» What to do
Output exactly the lines between the line that contains "Transcribe the text in this document." and the last line of the material, counting both.

##### Data for this exercise #####

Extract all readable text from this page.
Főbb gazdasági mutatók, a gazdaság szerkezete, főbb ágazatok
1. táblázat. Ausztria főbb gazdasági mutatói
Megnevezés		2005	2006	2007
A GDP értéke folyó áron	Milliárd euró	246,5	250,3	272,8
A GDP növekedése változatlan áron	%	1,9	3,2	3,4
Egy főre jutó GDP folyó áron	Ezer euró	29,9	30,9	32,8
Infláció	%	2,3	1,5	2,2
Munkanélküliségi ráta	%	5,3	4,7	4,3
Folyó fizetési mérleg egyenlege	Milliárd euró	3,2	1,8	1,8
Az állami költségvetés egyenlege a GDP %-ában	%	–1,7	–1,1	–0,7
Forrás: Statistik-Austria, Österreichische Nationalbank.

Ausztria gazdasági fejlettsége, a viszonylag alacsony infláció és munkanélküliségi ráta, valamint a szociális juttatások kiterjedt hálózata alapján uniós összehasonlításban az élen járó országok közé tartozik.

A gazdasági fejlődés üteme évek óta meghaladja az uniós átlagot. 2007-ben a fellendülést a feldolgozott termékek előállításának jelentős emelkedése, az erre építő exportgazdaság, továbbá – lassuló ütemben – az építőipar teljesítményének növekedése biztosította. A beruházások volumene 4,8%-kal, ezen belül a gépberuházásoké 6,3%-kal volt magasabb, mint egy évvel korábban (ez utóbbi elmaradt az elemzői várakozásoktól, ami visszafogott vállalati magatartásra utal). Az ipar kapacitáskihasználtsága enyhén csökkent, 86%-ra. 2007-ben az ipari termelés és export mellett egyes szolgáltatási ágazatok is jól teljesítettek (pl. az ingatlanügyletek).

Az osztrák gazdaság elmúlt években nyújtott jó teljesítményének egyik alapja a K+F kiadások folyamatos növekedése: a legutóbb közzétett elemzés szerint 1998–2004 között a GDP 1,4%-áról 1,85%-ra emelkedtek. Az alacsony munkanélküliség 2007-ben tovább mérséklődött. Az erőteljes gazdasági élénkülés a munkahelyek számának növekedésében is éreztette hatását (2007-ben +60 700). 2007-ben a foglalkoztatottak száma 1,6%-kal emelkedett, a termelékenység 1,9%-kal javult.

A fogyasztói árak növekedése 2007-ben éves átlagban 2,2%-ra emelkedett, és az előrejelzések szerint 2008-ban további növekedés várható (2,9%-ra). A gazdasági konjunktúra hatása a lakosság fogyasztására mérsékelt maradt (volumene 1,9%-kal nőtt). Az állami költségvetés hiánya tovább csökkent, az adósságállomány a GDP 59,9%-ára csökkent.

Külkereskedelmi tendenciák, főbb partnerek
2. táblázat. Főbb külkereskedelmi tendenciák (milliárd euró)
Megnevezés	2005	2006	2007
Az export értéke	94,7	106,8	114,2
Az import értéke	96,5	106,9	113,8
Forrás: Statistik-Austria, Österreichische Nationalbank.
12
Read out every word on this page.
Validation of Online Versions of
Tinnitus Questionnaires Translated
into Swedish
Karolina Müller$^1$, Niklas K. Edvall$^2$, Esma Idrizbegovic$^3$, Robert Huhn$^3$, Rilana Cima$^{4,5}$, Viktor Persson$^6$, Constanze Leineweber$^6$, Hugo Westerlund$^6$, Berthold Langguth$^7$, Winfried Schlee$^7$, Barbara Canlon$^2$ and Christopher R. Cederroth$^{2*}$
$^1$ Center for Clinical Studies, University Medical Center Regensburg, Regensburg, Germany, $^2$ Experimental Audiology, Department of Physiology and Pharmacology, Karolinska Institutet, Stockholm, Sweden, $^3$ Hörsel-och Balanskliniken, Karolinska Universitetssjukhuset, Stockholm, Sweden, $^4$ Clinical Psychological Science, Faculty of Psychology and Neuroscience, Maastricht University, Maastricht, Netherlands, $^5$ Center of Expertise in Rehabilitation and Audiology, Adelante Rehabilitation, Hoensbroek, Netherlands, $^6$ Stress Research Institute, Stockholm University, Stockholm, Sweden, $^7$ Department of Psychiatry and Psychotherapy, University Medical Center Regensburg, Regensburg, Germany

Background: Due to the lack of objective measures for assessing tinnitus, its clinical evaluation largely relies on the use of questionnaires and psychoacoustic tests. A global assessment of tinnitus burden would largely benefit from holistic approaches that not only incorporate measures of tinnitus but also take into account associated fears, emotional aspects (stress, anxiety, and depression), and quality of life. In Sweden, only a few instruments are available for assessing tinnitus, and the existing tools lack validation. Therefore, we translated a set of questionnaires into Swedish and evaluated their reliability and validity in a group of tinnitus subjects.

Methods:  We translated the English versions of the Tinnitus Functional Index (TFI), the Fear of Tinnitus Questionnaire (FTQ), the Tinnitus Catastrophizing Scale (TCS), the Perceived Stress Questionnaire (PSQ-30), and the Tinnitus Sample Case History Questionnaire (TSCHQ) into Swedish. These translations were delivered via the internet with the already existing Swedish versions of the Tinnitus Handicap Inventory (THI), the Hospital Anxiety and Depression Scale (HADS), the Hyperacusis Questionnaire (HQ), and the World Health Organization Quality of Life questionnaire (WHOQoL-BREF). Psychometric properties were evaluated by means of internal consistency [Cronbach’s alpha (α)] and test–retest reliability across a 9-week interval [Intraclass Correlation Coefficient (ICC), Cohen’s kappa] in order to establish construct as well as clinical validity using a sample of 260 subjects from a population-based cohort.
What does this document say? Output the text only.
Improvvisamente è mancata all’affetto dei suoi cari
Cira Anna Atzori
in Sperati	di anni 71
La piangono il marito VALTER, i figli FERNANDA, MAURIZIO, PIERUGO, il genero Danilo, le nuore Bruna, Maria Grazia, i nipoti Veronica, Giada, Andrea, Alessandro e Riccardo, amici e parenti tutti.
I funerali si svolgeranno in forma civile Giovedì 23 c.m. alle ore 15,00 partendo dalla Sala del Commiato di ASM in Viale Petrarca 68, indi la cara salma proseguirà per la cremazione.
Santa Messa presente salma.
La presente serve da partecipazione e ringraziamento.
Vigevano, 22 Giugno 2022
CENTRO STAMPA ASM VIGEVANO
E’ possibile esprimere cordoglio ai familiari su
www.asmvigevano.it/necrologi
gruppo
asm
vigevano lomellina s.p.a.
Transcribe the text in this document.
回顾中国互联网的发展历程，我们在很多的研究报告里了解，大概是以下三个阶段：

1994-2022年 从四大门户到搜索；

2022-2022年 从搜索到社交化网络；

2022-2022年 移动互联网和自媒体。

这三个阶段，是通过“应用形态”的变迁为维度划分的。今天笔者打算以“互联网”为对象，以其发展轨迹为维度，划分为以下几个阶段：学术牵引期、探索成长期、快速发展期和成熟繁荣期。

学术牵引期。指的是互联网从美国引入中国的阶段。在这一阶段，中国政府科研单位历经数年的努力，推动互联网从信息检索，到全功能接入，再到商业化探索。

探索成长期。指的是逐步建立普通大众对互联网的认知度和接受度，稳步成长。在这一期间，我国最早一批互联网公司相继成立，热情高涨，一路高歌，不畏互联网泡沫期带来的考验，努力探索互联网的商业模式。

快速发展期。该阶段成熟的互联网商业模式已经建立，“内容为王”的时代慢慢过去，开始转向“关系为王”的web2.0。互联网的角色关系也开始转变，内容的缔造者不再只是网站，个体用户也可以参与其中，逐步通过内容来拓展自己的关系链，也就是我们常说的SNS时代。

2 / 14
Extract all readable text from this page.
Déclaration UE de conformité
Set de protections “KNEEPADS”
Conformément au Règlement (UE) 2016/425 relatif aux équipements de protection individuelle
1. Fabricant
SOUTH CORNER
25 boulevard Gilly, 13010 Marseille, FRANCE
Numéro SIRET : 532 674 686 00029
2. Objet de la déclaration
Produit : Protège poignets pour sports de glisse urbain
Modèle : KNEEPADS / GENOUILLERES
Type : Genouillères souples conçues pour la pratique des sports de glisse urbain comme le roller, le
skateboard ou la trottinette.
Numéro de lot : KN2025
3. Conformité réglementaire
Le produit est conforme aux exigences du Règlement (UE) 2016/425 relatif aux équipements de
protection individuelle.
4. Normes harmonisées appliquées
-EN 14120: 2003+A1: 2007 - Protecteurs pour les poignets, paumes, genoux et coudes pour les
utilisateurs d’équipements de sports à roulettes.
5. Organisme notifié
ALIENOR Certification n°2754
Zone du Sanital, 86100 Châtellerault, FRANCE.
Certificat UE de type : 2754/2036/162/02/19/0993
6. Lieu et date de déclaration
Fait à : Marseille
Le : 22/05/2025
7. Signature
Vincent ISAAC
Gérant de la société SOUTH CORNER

#####

» Exercise answer
Transcribe the text in this document.
回顾中国互联网的发展历程，我们在很多的研究报告里了解，大概是以下三个阶段：

1994-2022年 从四大门户到搜索；

2022-2022年 从搜索到社交化网络；

2022-2022年 移动互联网和自媒体。

这三个阶段，是通过“应用形态”的变迁为维度划分的。今天笔者打算以“互联网”为对象，以其发展轨迹为维度，划分为以下几个阶段：学术牵引期、探索成长期、快速发展期和成熟繁荣期。

学术牵引期。指的是互联网从美国引入中国的阶段。在这一阶段，中国政府科研单位历经数年的努力，推动互联网从信息检索，到全功能接入，再到商业化探索。

探索成长期。指的是逐步建立普通大众对互联网的认知度和接受度，稳步成长。在这一期间，我国最早一批互联网公司相继成立，热情高涨，一路高歌，不畏互联网泡沫期带来的考验，努力探索互联网的商业模式。

快速发展期。该阶段成熟的互联网商业模式已经建立，“内容为王”的时代慢慢过去，开始转向“关系为王”的web2.0。互联网的角色关系也开始转变，内容的缔造者不再只是网站，个体用户也可以参与其中，逐步通过内容来拓展自己的关系链，也就是我们常说的SNS时代。

2 / 14
Extract all readable text from this page.
Déclaration UE de conformité
Set de protections “KNEEPADS”
Conformément au Règlement (UE) 2016/425 relatif aux équipements de protection individuelle
1. Fabricant
SOUTH CORNER
25 boulevard Gilly, 13010 Marseille, FRANCE
Numéro SIRET : 532 674 686 00029
2. Objet de la déclaration
Produit : Protège poignets pour sports de glisse urbain
Modèle : KNEEPADS / GENOUILLERES
Type : Genouillères souples conçues pour la pratique des sports de glisse urbain comme le roller, le
skateboard ou la trottinette.
Numéro de lot : KN2025
3. Conformité réglementaire
Le produit est conforme aux exigences du Règlement (UE) 2016/425 relatif aux équipements de
protection individuelle.
4. Normes harmonisées appliquées
-EN 14120: 2003+A1: 2007 - Protecteurs pour les poignets, paumes, genoux et coudes pour les
utilisateurs d’équipements de sports à roulettes.
5. Organisme notifié
ALIENOR Certification n°2754
Zone du Sanital, 86100 Châtellerault, FRANCE.
Certificat UE de type : 2754/2036/162/02/19/0993
6. Lieu et date de déclaration
Fait à : Marseille
Le : 22/05/2025
7. Signature
Vincent ISAAC
Gérant de la société SOUTH CORNER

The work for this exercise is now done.